# start of THE INPUT
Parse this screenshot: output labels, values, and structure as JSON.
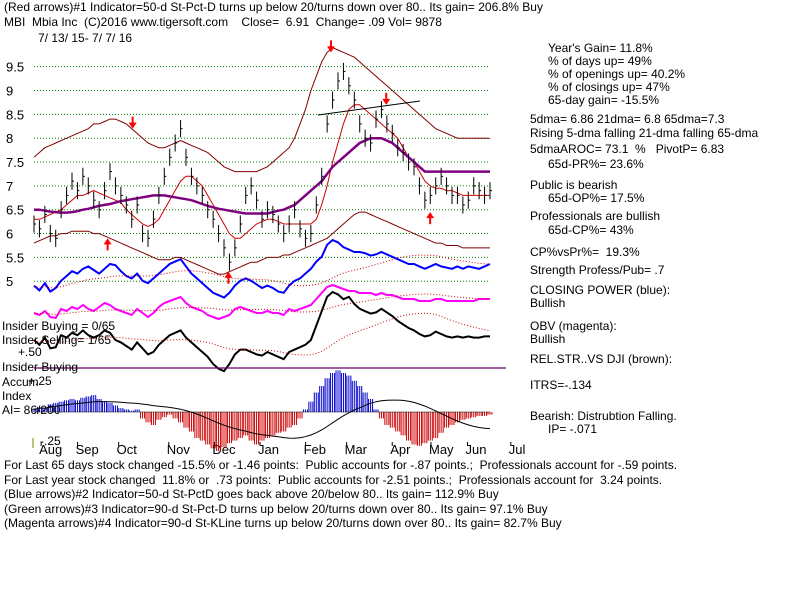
{
  "header": {
    "line1": "(Red arrows)#1 Indicator=50-d St-Pct-D turns up below 20/turns down over 80.. Its gain= 206.8% Buy",
    "line2": "MBI  Mbia Inc  (C)2016 www.tigersoft.com    Close=  6.91  Change= .09 Vol= 9878",
    "daterange": "7/ 13/ 15- 7/ 7/ 16"
  },
  "right_panel": [
    "Year's Gain= 11.8%",
    "% of days up= 49%",
    "% of openings up= 40.2%",
    "% of closings up= 47%",
    "65-day gain= -15.5%",
    "5dma= 6.86 21dma= 6.8 65dma=7.3",
    "Rising 5-dma falling 21-dma falling 65-dma",
    "5dmaAROC= 73.1  %   PivotP= 6.83",
    "65d-PR%= 23.6%",
    "Public is bearish",
    "65d-OP%= 17.5%",
    "Professionals are bullish",
    "65d-CP%= 43%",
    "CP%vsPr%=  19.3%",
    "Strength Profess/Pub= .7",
    "CLOSING POWER (blue):",
    "Bullish",
    "OBV (magenta):",
    "Bullish",
    "REL.STR..VS DJI (brown):",
    "ITRS=-.134",
    "Bearish: Distrubtion Falling.",
    "IP= -.071"
  ],
  "left_labels": {
    "insider_buying": "Insider Buying = 0/65",
    "insider_selling": "Insider Selling= 1/65",
    "plus50": "+.50",
    "insider_buying2": "Insider Buying",
    "accum": "Accum",
    "plus25": "+.25",
    "index": "Index",
    "ai": "AI= 86/200",
    "minus25": "-.25"
  },
  "bottom_lines": [
    "For Last 65 days stock changed -15.5% or -1.46 points:  Public accounts for -.87 points.;  Professionals account for -.59 points.",
    "For Last year stock changed  11.8% or  .73 points:  Public accounts for -2.51 points.;  Professionals account for  3.24 points.",
    "(Blue arrows)#2 Indicator=50-d St-PctD goes back above 20/below 80.. Its gain= 112.9% Buy",
    "(Green arrows)#3 Indicator=90-d St-Pct-D turns up below 20/turns down over 80.. Its gain= 97.1% Buy",
    "(Magenta arrows)#4 Indicator=90-d St-KLine turns up below 20/turns down over 80.. Its gain= 82.7% Buy"
  ],
  "chart_data": {
    "type": "line",
    "y_ticks": [
      9.5,
      9,
      8.5,
      8,
      7.5,
      7,
      6.5,
      6,
      5.5,
      5
    ],
    "x_months": [
      "Aug",
      "Sep",
      "Oct",
      "Nov",
      "Dec",
      "Jan",
      "Feb",
      "Mar",
      "Apr",
      "May",
      "Jun",
      "Jul"
    ],
    "ylim": [
      4.9,
      9.85
    ],
    "grid": true,
    "colors": {
      "price": "#000000",
      "ma21": "#cc0000",
      "ma65": "#800080",
      "bands": "#800000",
      "closing_power": "#0000ff",
      "obv": "#ff00ff",
      "rel_str": "#000000",
      "accum_pos": "#0000cc",
      "accum_neg": "#cc0000",
      "grid": "#008000",
      "arrow": "#ff0000"
    },
    "price": [
      6.2,
      6.1,
      6.4,
      6.0,
      5.9,
      6.5,
      6.8,
      7.1,
      6.9,
      7.2,
      7.0,
      6.7,
      6.5,
      6.9,
      7.3,
      7.0,
      6.8,
      6.6,
      6.3,
      6.6,
      6.0,
      5.9,
      6.3,
      6.8,
      7.2,
      7.6,
      7.9,
      8.2,
      7.6,
      7.2,
      7.0,
      6.8,
      6.5,
      6.3,
      6.0,
      5.7,
      5.4,
      5.7,
      6.2,
      6.8,
      7.0,
      6.7,
      6.3,
      6.5,
      6.4,
      6.2,
      6.0,
      6.2,
      6.5,
      6.1,
      5.9,
      6.0,
      6.6,
      7.2,
      8.3,
      8.8,
      9.2,
      9.4,
      9.1,
      8.8,
      8.3,
      8.0,
      7.9,
      8.4,
      8.6,
      8.3,
      8.1,
      7.8,
      7.7,
      7.5,
      7.4,
      7.0,
      6.7,
      6.8,
      7.0,
      7.2,
      7.0,
      6.8,
      6.8,
      6.6,
      6.7,
      7.0,
      6.9,
      6.8,
      6.9
    ],
    "ma21": [
      6.3,
      6.3,
      6.35,
      6.4,
      6.45,
      6.5,
      6.6,
      6.7,
      6.8,
      6.8,
      6.85,
      6.9,
      6.85,
      6.8,
      6.75,
      6.7,
      6.65,
      6.5,
      6.4,
      6.3,
      6.2,
      6.15,
      6.2,
      6.3,
      6.5,
      6.7,
      6.9,
      7.1,
      7.2,
      7.2,
      7.1,
      7.0,
      6.8,
      6.6,
      6.4,
      6.2,
      6.0,
      5.9,
      5.9,
      6.0,
      6.1,
      6.2,
      6.25,
      6.3,
      6.3,
      6.25,
      6.2,
      6.2,
      6.2,
      6.2,
      6.2,
      6.2,
      6.3,
      6.6,
      7.0,
      7.5,
      7.9,
      8.3,
      8.6,
      8.7,
      8.7,
      8.6,
      8.5,
      8.4,
      8.3,
      8.2,
      8.1,
      8.0,
      7.8,
      7.6,
      7.5,
      7.3,
      7.1,
      7.0,
      6.95,
      6.95,
      6.9,
      6.9,
      6.85,
      6.8,
      6.8,
      6.8,
      6.8,
      6.8,
      6.8
    ],
    "ma65": [
      6.5,
      6.5,
      6.48,
      6.46,
      6.45,
      6.44,
      6.44,
      6.45,
      6.47,
      6.5,
      6.52,
      6.55,
      6.58,
      6.6,
      6.62,
      6.65,
      6.68,
      6.7,
      6.72,
      6.74,
      6.76,
      6.78,
      6.8,
      6.8,
      6.8,
      6.78,
      6.76,
      6.74,
      6.72,
      6.7,
      6.66,
      6.62,
      6.58,
      6.55,
      6.52,
      6.5,
      6.48,
      6.46,
      6.44,
      6.42,
      6.42,
      6.42,
      6.42,
      6.42,
      6.45,
      6.48,
      6.5,
      6.55,
      6.6,
      6.7,
      6.8,
      6.9,
      7.0,
      7.1,
      7.25,
      7.4,
      7.5,
      7.6,
      7.7,
      7.8,
      7.9,
      7.95,
      8.0,
      8.0,
      8.0,
      7.95,
      7.9,
      7.8,
      7.7,
      7.6,
      7.5,
      7.4,
      7.3,
      7.3,
      7.3,
      7.3,
      7.3,
      7.3,
      7.3,
      7.3,
      7.3,
      7.3,
      7.3,
      7.3,
      7.3
    ],
    "band_upper": [
      7.6,
      7.7,
      7.8,
      7.85,
      7.9,
      7.95,
      8.0,
      8.05,
      8.1,
      8.15,
      8.2,
      8.3,
      8.3,
      8.35,
      8.4,
      8.4,
      8.35,
      8.3,
      8.2,
      8.1,
      8.0,
      7.9,
      7.85,
      7.8,
      7.8,
      7.85,
      7.9,
      7.95,
      7.9,
      7.85,
      7.8,
      7.75,
      7.7,
      7.6,
      7.5,
      7.4,
      7.35,
      7.3,
      7.3,
      7.3,
      7.3,
      7.3,
      7.35,
      7.4,
      7.5,
      7.6,
      7.7,
      7.8,
      8.0,
      8.3,
      8.6,
      9.0,
      9.3,
      9.6,
      9.8,
      9.9,
      9.85,
      9.8,
      9.75,
      9.7,
      9.6,
      9.5,
      9.4,
      9.3,
      9.2,
      9.1,
      9.0,
      8.9,
      8.8,
      8.7,
      8.6,
      8.5,
      8.4,
      8.3,
      8.2,
      8.15,
      8.1,
      8.05,
      8.0,
      8.0,
      8.0,
      8.0,
      8.0,
      8.0,
      8.0
    ],
    "band_lower": [
      5.8,
      5.85,
      5.9,
      5.95,
      5.95,
      6.0,
      6.0,
      6.05,
      6.05,
      6.05,
      6.05,
      6.0,
      6.0,
      5.95,
      5.9,
      5.85,
      5.8,
      5.75,
      5.7,
      5.65,
      5.6,
      5.55,
      5.5,
      5.45,
      5.45,
      5.45,
      5.5,
      5.5,
      5.45,
      5.4,
      5.35,
      5.3,
      5.25,
      5.2,
      5.15,
      5.15,
      5.2,
      5.25,
      5.3,
      5.35,
      5.4,
      5.4,
      5.45,
      5.5,
      5.5,
      5.5,
      5.55,
      5.55,
      5.6,
      5.65,
      5.7,
      5.75,
      5.8,
      5.85,
      5.9,
      6.0,
      6.1,
      6.2,
      6.3,
      6.4,
      6.45,
      6.45,
      6.4,
      6.35,
      6.3,
      6.25,
      6.2,
      6.15,
      6.1,
      6.05,
      6.0,
      5.95,
      5.9,
      5.85,
      5.8,
      5.8,
      5.75,
      5.75,
      5.75,
      5.7,
      5.7,
      5.7,
      5.7,
      5.7,
      5.7
    ],
    "closing_power": [
      52,
      48,
      54,
      47,
      50,
      56,
      60,
      64,
      62,
      66,
      68,
      65,
      62,
      66,
      70,
      69,
      64,
      60,
      58,
      62,
      56,
      54,
      58,
      62,
      66,
      70,
      72,
      74,
      68,
      62,
      58,
      54,
      50,
      46,
      44,
      42,
      46,
      52,
      56,
      58,
      56,
      53,
      50,
      52,
      50,
      47,
      46,
      52,
      56,
      58,
      62,
      66,
      72,
      76,
      86,
      90,
      88,
      84,
      82,
      80,
      80,
      79,
      77,
      78,
      80,
      78,
      76,
      74,
      72,
      70,
      70,
      68,
      66,
      68,
      70,
      68,
      67,
      66,
      68,
      66,
      68,
      67,
      66,
      68,
      70
    ],
    "obv": [
      30,
      28,
      32,
      26,
      25,
      34,
      32,
      36,
      34,
      38,
      34,
      32,
      36,
      40,
      38,
      34,
      32,
      30,
      28,
      34,
      30,
      26,
      30,
      36,
      40,
      42,
      44,
      46,
      40,
      36,
      34,
      32,
      28,
      26,
      24,
      26,
      28,
      34,
      36,
      34,
      32,
      30,
      30,
      32,
      30,
      30,
      28,
      34,
      32,
      34,
      36,
      38,
      44,
      50,
      56,
      58,
      56,
      54,
      52,
      52,
      50,
      50,
      50,
      48,
      50,
      48,
      48,
      46,
      44,
      44,
      44,
      42,
      42,
      42,
      44,
      44,
      42,
      42,
      42,
      42,
      42,
      42,
      44,
      44,
      44
    ],
    "rel_str": [
      40,
      36,
      42,
      33,
      34,
      44,
      42,
      46,
      44,
      48,
      44,
      42,
      44,
      48,
      46,
      40,
      38,
      35,
      32,
      38,
      33,
      28,
      30,
      36,
      40,
      44,
      46,
      48,
      42,
      38,
      34,
      30,
      26,
      20,
      16,
      14,
      20,
      28,
      32,
      32,
      30,
      28,
      27,
      30,
      28,
      26,
      24,
      30,
      32,
      34,
      36,
      40,
      52,
      64,
      76,
      80,
      78,
      74,
      76,
      70,
      66,
      64,
      62,
      63,
      66,
      63,
      60,
      56,
      53,
      50,
      48,
      45,
      43,
      44,
      47,
      45,
      43,
      42,
      43,
      42,
      43,
      42,
      42,
      43,
      43
    ],
    "accum": [
      0.02,
      0.04,
      0.03,
      0.06,
      0.07,
      0.08,
      0.09,
      0.1,
      0.09,
      0.11,
      0.12,
      0.13,
      0.1,
      0.08,
      0.07,
      0.05,
      0.03,
      0.02,
      0.01,
      0.02,
      -0.05,
      -0.08,
      -0.1,
      -0.06,
      -0.04,
      -0.02,
      -0.05,
      -0.08,
      -0.12,
      -0.15,
      -0.2,
      -0.22,
      -0.25,
      -0.28,
      -0.3,
      -0.27,
      -0.24,
      -0.22,
      -0.2,
      -0.18,
      -0.22,
      -0.25,
      -0.22,
      -0.2,
      -0.18,
      -0.16,
      -0.15,
      -0.12,
      -0.1,
      -0.05,
      0.02,
      0.08,
      0.15,
      0.2,
      0.26,
      0.3,
      0.32,
      0.3,
      0.28,
      0.24,
      0.2,
      0.15,
      0.1,
      0.02,
      -0.05,
      -0.1,
      -0.12,
      -0.15,
      -0.18,
      -0.22,
      -0.25,
      -0.26,
      -0.24,
      -0.22,
      -0.2,
      -0.16,
      -0.12,
      -0.1,
      -0.08,
      -0.06,
      -0.05,
      -0.04,
      -0.03,
      -0.03,
      -0.02
    ],
    "arrows": [
      {
        "dir": "up",
        "x": "Sep",
        "y": 5.9
      },
      {
        "dir": "down",
        "x": "Oct",
        "y": 8.2
      },
      {
        "dir": "up",
        "x": "Dec",
        "y": 5.2
      },
      {
        "dir": "down",
        "x": "Mar",
        "y": 9.8
      },
      {
        "dir": "down",
        "x": "Apr",
        "y": 8.7
      },
      {
        "dir": "up",
        "x": "May",
        "y": 6.45
      }
    ]
  }
}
# end of THE INPUT
Copy all lines in the listing above where the string "points" appears.

• [FINISHED EXERCISE]
    "For Last 65 days stock changed -15.5% or -1.46 points:  Public accounts for -.87 points.;  Professionals account for -.59 points.",
    "For Last year stock changed  11.8% or  .73 points:  Public accounts for -2.51 points.;  Professionals account for  3.24 points.",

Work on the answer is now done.